- THE REQUEST -
Quote every line as given.

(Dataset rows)

%%

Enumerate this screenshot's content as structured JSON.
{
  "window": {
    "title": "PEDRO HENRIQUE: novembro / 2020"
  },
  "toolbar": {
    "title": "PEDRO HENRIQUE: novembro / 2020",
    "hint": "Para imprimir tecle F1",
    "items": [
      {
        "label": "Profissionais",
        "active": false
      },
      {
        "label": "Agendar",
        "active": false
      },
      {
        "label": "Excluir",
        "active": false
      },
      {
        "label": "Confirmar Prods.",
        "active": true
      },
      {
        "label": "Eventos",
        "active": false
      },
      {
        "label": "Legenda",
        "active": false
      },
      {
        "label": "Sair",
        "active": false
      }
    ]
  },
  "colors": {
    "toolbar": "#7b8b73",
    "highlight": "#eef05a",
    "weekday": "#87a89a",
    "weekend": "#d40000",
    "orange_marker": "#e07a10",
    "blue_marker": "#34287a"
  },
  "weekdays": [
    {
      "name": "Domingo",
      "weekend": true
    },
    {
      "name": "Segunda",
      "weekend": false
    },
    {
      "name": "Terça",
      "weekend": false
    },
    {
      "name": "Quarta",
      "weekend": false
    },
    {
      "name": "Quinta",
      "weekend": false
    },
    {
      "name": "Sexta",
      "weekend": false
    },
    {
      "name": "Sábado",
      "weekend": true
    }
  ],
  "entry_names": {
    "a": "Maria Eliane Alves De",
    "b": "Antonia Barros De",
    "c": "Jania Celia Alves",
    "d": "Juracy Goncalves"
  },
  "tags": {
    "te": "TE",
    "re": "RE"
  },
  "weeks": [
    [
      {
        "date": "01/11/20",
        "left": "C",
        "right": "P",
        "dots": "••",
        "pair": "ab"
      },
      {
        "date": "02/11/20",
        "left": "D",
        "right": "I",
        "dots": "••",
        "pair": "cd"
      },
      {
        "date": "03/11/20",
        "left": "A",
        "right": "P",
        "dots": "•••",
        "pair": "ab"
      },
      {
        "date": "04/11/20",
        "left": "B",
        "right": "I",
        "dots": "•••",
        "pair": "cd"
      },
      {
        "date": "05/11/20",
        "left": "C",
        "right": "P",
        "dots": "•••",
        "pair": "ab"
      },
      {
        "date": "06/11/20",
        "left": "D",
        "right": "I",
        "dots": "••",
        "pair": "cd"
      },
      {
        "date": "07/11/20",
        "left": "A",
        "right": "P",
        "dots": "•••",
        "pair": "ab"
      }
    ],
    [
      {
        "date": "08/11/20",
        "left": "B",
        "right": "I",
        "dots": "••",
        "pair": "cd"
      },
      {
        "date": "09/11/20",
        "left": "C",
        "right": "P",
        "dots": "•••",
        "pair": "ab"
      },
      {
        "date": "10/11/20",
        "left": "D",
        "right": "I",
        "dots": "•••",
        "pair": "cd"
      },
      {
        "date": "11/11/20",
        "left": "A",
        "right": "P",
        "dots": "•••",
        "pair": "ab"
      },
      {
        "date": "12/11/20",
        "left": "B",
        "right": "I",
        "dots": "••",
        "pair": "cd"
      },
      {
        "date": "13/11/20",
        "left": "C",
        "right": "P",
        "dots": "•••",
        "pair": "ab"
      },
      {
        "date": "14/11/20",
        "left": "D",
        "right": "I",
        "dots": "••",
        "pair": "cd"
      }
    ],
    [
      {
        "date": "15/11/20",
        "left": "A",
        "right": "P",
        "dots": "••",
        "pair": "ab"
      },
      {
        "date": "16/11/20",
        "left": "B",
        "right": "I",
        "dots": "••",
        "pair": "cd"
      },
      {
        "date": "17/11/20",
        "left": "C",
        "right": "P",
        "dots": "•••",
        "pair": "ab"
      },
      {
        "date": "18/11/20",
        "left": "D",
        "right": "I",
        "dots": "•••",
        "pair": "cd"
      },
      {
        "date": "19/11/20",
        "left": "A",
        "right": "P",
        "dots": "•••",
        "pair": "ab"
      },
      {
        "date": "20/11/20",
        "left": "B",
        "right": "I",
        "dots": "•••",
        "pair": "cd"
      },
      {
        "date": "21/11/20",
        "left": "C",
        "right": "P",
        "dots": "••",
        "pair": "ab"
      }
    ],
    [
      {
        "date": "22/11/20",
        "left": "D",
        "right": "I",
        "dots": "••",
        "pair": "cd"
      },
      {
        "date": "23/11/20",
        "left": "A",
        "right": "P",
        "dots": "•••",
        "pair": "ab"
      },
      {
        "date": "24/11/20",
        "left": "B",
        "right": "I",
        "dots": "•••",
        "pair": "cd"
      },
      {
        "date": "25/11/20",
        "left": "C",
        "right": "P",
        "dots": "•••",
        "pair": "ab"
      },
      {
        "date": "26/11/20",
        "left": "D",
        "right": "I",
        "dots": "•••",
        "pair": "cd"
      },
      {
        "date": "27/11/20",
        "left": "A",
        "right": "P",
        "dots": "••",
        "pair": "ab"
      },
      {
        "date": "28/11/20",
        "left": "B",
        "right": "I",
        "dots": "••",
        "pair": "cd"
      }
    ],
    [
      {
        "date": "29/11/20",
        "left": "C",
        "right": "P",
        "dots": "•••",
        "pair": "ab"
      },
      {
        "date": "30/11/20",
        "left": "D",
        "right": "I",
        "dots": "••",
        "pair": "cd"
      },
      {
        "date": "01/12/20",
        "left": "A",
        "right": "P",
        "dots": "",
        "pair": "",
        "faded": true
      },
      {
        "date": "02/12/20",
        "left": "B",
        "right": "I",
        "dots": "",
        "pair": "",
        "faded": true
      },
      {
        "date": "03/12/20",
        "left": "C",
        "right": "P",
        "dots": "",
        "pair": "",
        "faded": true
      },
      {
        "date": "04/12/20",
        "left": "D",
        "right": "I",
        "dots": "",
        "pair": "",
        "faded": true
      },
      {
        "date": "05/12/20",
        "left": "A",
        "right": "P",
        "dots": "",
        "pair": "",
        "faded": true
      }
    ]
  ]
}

%%

- RESPONSE -
Enumerate this screenshot's content as structured JSON.
{
  "window": {
    "title": "PEDRO HENRIQUE: novembro / 2020"
  },
  "toolbar": {
    "title": "PEDRO HENRIQUE: novembro / 2020",
    "hint": "Para imprimir tecle F1",
    "items": [
      {
        "label": "Profissionais",
        "active": false
      },
      {
        "label": "Agendar",
        "active": false
      },
      {
        "label": "Excluir",
        "active": false
      },
      {
        "label": "Confirmar Prods.",
        "active": true
      },
      {
        "label": "Eventos",
        "active": false
      },
      {
        "label": "Legenda",
        "active": false
      },
      {
        "label": "Sair",
        "active": false
      }
    ]
  },
  "colors": {
    "toolbar": "#7b8b73",
    "highlight": "#eef05a",
    "weekday": "#87a89a",
    "weekend": "#d40000",
    "orange_marker": "#e07a10",
    "blue_marker": "#34287a"
  },
  "weekdays": [
    {
      "name": "Domingo",
      "weekend": true
    },
    {
      "name": "Segunda",
      "weekend": false
    },
    {
      "name": "Terça",
      "weekend": false
    },
    {
      "name": "Quarta",
      "weekend": false
    },
    {
      "name": "Quinta",
      "weekend": false
    },
    {
      "name": "Sexta",
      "weekend": false
    },
    {
      "name": "Sábado",
      "weekend": true
    }
  ],
  "entry_names": {
    "a": "Maria Eliane Alves De",
    "b": "Antonia Barros De",
    "c": "Jania Celia Alves",
    "d": "Juracy Goncalves"
  },
  "tags": {
    "te": "TE",
    "re": "RE"
  },
  "weeks": [
    [
      {
        "date": "01/11/20",
        "left": "C",
        "right": "P",
        "dots": "••",
        "pair": "ab"
      },
      {
        "date": "02/11/20",
        "left": "D",
        "right": "I",
        "dots": "••",
        "pair": "cd"
      },
      {
        "date": "03/11/20",
        "left": "A",
        "right": "P",
        "dots": "•••",
        "pair": "ab"
      },
      {
        "date": "04/11/20",
        "left": "B",
        "right": "I",
        "dots": "•••",
        "pair": "cd"
      },
      {
        "date": "05/11/20",
        "left": "C",
        "right": "P",
        "dots": "•••",
        "pair": "ab"
      },
      {
        "date": "06/11/20",
        "left": "D",
        "right": "I",
        "dots": "••",
        "pair": "cd"
      },
      {
        "date": "07/11/20",
        "left": "A",
        "right": "P",
        "dots": "•••",
        "pair": "ab"
      }
    ],
    [
      {
        "date": "08/11/20",
        "left": "B",
        "right": "I",
        "dots": "••",
        "pair": "cd"
      },
      {
        "date": "09/11/20",
        "left": "C",
        "right": "P",
        "dots": "•••",
        "pair": "ab"
      },
      {
        "date": "10/11/20",
        "left": "D",
        "right": "I",
        "dots": "•••",
        "pair": "cd"
      },
      {
        "date": "11/11/20",
        "left": "A",
        "right": "P",
        "dots": "•••",
        "pair": "ab"
      },
      {
        "date": "12/11/20",
        "left": "B",
        "right": "I",
        "dots": "••",
        "pair": "cd"
      },
      {
        "date": "13/11/20",
        "left": "C",
        "right": "P",
        "dots": "•••",
        "pair": "ab"
      },
      {
        "date": "14/11/20",
        "left": "D",
        "right": "I",
        "dots": "••",
        "pair": "cd"
      }
    ],
    [
      {
        "date": "15/11/20",
        "left": "A",
        "right": "P",
        "dots": "••",
        "pair": "ab"
      },
      {
        "date": "16/11/20",
        "left": "B",
        "right": "I",
        "dots": "••",
        "pair": "cd"
      },
      {
        "date": "17/11/20",
        "left": "C",
        "right": "P",
        "dots": "•••",
        "pair": "ab"
      },
      {
        "date": "18/11/20",
        "left": "D",
        "right": "I",
        "dots": "•••",
        "pair": "cd"
      },
      {
        "date": "19/11/20",
        "left": "A",
        "right": "P",
        "dots": "•••",
        "pair": "ab"
      },
      {
        "date": "20/11/20",
        "left": "B",
        "right": "I",
        "dots": "•••",
        "pair": "cd"
      },
      {
        "date": "21/11/20",
        "left": "C",
        "right": "P",
        "dots": "••",
        "pair": "ab"
      }
    ],
    [
      {
        "date": "22/11/20",
        "left": "D",
        "right": "I",
        "dots": "••",
        "pair": "cd"
      },
      {
        "date": "23/11/20",
        "left": "A",
        "right": "P",
        "dots": "•••",
        "pair": "ab"
      },
      {
        "date": "24/11/20",
        "left": "B",
        "right": "I",
        "dots": "•••",
        "pair": "cd"
      },
      {
        "date": "25/11/20",
        "left": "C",
        "right": "P",
        "dots": "•••",
        "pair": "ab"
      },
      {
        "date": "26/11/20",
        "left": "D",
        "right": "I",
        "dots": "•••",
        "pair": "cd"
      },
      {
        "date": "27/11/20",
        "left": "A",
        "right": "P",
        "dots": "••",
        "pair": "ab"
      },
      {
        "date": "28/11/20",
        "left": "B",
        "right": "I",
        "dots": "••",
        "pair": "cd"
      }
    ],
    [
      {
        "date": "29/11/20",
        "left": "C",
        "right": "P",
        "dots": "•••",
        "pair": "ab"
      },
      {
        "date": "30/11/20",
        "left": "D",
        "right": "I",
        "dots": "••",
        "pair": "cd"
      },
      {
        "date": "01/12/20",
        "left": "A",
        "right": "P",
        "dots": "",
        "pair": "",
        "faded": true
      },
      {
        "date": "02/12/20",
        "left": "B",
        "right": "I",
        "dots": "",
        "pair": "",
        "faded": true
      },
      {
        "date": "03/12/20",
        "left": "C",
        "right": "P",
        "dots": "",
        "pair": "",
        "faded": true
      },
      {
        "date": "04/12/20",
        "left": "D",
        "right": "I",
        "dots": "",
        "pair": "",
        "faded": true
      },
      {
        "date": "05/12/20",
        "left": "A",
        "right": "P",
        "dots": "",
        "pair": "",
        "faded": true
      }
    ]
  ]
}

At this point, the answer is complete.